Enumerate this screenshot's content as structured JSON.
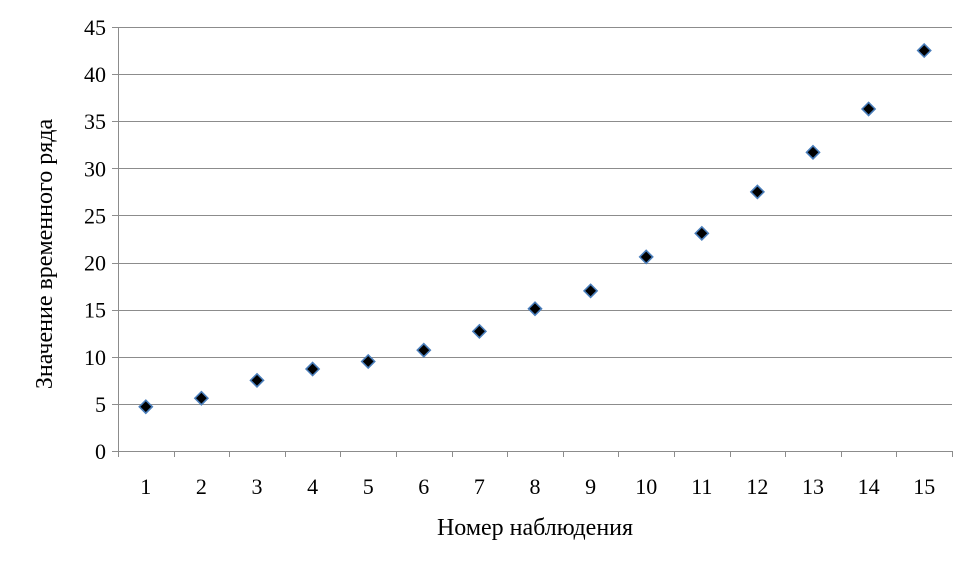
{
  "chart_data": {
    "type": "scatter",
    "title": "",
    "xlabel": "Номер наблюдения",
    "ylabel": "Значение временного ряда",
    "xlim": [
      0.5,
      15.5
    ],
    "ylim": [
      0,
      45
    ],
    "y_ticks": [
      0,
      5,
      10,
      15,
      20,
      25,
      30,
      35,
      40,
      45
    ],
    "x_ticks": [
      1,
      2,
      3,
      4,
      5,
      6,
      7,
      8,
      9,
      10,
      11,
      12,
      13,
      14,
      15
    ],
    "grid": {
      "horizontal": true,
      "vertical": false
    },
    "legend": "none",
    "marker": "diamond",
    "marker_fill": "#000000",
    "marker_edge": "#4a7ebb",
    "series": [
      {
        "x": [
          1,
          2,
          3,
          4,
          5,
          6,
          7,
          8,
          9,
          10,
          11,
          12,
          13,
          14,
          15
        ],
        "y": [
          4.7,
          5.6,
          7.5,
          8.7,
          9.5,
          10.7,
          12.7,
          15.1,
          17.0,
          20.6,
          23.1,
          27.5,
          31.7,
          36.3,
          42.5
        ]
      }
    ]
  }
}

(Aim of the exercise):
Every record must be copied exactly, with images dropped from the result.

(Solution to this exercise):
Enumerate this screenshot's content as structured JSON.
{
  "chart_data": {
    "type": "scatter",
    "title": "",
    "xlabel": "Номер наблюдения",
    "ylabel": "Значение временного ряда",
    "xlim": [
      0.5,
      15.5
    ],
    "ylim": [
      0,
      45
    ],
    "y_ticks": [
      0,
      5,
      10,
      15,
      20,
      25,
      30,
      35,
      40,
      45
    ],
    "x_ticks": [
      1,
      2,
      3,
      4,
      5,
      6,
      7,
      8,
      9,
      10,
      11,
      12,
      13,
      14,
      15
    ],
    "grid": {
      "horizontal": true,
      "vertical": false
    },
    "legend": "none",
    "marker": "diamond",
    "marker_fill": "#000000",
    "marker_edge": "#4a7ebb",
    "series": [
      {
        "x": [
          1,
          2,
          3,
          4,
          5,
          6,
          7,
          8,
          9,
          10,
          11,
          12,
          13,
          14,
          15
        ],
        "y": [
          4.7,
          5.6,
          7.5,
          8.7,
          9.5,
          10.7,
          12.7,
          15.1,
          17.0,
          20.6,
          23.1,
          27.5,
          31.7,
          36.3,
          42.5
        ]
      }
    ]
  }
}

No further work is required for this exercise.